* Requirements
Check every line below for the word "Pixels" and copy the ones that have it.

* Records from a collection
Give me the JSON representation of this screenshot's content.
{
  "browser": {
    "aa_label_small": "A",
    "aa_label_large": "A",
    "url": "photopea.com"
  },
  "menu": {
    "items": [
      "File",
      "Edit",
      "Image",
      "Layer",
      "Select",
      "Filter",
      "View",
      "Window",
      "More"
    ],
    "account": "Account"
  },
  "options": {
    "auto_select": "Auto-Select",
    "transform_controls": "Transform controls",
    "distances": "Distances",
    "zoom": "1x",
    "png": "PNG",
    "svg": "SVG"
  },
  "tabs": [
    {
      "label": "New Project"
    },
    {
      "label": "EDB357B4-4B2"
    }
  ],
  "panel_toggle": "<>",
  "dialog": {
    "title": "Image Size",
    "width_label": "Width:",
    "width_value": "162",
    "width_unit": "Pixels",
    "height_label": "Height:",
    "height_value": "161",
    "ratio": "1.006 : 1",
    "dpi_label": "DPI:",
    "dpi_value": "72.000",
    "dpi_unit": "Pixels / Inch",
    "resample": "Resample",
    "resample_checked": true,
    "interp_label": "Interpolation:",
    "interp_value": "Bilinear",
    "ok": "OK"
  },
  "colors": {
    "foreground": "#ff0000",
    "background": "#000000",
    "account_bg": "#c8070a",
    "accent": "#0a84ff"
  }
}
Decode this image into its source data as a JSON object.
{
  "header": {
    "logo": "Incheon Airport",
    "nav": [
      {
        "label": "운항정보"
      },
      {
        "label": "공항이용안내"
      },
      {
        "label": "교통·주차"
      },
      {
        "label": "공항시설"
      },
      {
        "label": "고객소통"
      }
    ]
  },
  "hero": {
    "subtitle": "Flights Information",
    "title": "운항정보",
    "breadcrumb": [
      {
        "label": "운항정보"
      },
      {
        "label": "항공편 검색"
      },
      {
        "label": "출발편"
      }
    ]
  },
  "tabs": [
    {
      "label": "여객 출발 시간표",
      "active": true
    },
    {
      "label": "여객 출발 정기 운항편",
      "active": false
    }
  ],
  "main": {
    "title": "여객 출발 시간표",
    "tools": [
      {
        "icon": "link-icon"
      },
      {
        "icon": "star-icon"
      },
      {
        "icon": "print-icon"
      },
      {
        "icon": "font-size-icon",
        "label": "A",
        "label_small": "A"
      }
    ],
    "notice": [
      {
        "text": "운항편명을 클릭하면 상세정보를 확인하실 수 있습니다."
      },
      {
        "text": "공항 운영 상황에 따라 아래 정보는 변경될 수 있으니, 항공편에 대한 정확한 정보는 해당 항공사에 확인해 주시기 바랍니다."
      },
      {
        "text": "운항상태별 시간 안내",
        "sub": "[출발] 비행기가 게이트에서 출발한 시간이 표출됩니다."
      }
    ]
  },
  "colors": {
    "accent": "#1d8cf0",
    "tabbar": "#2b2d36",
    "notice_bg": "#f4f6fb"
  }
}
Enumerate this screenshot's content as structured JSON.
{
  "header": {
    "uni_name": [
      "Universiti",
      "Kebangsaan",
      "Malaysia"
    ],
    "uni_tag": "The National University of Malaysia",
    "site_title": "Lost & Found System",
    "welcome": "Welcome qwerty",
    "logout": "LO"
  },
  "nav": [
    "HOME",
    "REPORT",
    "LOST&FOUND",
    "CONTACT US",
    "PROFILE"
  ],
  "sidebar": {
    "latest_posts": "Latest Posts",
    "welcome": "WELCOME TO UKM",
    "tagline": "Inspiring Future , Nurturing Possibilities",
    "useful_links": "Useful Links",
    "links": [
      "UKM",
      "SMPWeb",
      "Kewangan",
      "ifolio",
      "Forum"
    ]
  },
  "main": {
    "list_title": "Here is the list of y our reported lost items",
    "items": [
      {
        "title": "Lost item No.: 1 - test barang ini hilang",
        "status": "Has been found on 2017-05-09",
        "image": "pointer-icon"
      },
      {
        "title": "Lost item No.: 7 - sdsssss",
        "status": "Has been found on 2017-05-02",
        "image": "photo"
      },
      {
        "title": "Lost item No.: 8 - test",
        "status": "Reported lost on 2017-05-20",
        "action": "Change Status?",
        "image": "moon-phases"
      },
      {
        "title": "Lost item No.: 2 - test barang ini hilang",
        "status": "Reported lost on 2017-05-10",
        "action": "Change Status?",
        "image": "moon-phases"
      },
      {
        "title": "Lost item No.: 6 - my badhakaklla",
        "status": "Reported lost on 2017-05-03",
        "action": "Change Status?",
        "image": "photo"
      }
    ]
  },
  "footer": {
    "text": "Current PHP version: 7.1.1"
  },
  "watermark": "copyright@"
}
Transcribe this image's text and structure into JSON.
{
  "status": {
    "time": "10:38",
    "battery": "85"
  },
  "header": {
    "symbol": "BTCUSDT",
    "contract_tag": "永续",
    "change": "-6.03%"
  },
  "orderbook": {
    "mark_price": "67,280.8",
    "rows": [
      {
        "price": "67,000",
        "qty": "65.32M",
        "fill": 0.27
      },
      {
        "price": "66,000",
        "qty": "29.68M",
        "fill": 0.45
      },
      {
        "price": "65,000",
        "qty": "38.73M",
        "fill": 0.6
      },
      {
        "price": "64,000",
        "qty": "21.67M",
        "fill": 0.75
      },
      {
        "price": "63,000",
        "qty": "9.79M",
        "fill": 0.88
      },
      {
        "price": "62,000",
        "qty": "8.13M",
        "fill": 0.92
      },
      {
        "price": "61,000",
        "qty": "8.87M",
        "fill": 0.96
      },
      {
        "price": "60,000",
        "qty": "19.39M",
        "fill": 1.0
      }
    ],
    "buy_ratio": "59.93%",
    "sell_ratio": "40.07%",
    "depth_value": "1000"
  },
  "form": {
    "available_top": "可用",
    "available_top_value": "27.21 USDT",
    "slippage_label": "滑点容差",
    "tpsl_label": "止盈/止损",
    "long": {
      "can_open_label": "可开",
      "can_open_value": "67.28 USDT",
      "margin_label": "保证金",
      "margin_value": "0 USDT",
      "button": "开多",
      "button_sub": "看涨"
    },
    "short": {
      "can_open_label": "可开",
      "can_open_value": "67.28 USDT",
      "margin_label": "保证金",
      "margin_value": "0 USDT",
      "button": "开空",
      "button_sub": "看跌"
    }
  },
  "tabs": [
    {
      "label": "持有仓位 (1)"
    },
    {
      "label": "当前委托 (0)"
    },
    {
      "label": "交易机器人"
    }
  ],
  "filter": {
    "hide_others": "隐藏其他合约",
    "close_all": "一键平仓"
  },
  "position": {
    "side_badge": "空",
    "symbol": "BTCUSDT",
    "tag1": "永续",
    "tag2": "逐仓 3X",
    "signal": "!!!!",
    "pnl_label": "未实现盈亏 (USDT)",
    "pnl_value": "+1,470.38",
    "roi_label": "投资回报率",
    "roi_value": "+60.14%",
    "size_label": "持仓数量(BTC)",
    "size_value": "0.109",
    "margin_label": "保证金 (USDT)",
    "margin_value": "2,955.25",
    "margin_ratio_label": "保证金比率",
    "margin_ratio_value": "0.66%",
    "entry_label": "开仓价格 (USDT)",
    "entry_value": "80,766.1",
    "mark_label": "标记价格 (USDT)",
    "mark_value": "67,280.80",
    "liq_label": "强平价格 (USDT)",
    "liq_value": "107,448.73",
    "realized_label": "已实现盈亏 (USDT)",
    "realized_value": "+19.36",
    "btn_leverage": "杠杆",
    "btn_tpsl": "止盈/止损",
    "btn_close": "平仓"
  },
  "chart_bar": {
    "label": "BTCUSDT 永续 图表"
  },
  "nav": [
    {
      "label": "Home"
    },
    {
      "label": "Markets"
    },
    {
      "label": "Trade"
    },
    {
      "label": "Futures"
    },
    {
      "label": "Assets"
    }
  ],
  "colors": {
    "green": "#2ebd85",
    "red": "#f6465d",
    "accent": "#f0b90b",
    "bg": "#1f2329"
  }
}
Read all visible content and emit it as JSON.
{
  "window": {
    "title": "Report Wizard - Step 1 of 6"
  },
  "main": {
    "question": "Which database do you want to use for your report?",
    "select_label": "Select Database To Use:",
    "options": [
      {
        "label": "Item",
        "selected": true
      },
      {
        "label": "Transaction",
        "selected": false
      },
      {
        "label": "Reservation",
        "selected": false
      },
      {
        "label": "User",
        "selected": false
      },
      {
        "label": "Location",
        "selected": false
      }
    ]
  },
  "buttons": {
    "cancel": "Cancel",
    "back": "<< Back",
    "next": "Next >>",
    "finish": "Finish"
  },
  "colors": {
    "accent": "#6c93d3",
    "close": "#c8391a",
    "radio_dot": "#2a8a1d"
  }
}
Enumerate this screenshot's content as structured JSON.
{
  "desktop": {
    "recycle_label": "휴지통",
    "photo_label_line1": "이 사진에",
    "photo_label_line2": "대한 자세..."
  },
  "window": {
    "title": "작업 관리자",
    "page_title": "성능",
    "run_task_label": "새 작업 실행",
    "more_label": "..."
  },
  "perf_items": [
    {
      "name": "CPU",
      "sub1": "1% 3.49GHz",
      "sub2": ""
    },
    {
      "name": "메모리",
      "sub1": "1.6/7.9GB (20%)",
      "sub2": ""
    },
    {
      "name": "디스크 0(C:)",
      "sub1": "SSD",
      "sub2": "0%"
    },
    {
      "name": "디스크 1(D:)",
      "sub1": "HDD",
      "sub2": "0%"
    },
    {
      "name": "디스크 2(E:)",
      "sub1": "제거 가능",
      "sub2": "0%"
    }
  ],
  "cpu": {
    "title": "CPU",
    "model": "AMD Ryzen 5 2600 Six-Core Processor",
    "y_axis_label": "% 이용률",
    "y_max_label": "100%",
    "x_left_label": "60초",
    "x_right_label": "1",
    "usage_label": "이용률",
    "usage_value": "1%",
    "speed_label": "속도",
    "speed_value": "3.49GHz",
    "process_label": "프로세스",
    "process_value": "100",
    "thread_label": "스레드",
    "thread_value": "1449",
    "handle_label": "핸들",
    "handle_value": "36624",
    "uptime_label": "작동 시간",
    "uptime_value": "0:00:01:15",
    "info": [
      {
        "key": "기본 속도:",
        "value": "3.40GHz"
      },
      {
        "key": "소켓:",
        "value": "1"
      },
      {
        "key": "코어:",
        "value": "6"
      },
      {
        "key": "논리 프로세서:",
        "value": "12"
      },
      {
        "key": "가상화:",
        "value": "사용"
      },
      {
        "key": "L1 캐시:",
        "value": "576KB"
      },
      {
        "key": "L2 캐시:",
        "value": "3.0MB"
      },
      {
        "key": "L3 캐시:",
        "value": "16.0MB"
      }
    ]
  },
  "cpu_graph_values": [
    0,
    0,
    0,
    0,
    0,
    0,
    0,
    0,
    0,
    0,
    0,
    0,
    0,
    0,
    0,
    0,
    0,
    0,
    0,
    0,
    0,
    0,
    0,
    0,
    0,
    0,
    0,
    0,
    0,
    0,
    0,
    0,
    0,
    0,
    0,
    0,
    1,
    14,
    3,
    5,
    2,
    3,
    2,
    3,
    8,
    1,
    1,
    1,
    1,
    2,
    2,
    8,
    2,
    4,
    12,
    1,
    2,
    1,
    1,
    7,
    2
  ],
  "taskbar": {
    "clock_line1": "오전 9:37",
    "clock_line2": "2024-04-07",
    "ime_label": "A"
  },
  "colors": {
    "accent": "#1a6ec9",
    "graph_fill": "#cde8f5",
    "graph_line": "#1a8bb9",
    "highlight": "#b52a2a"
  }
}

* Answer to this exercise
    "width_unit": "Pixels",
    "dpi_unit": "Pixels / Inch",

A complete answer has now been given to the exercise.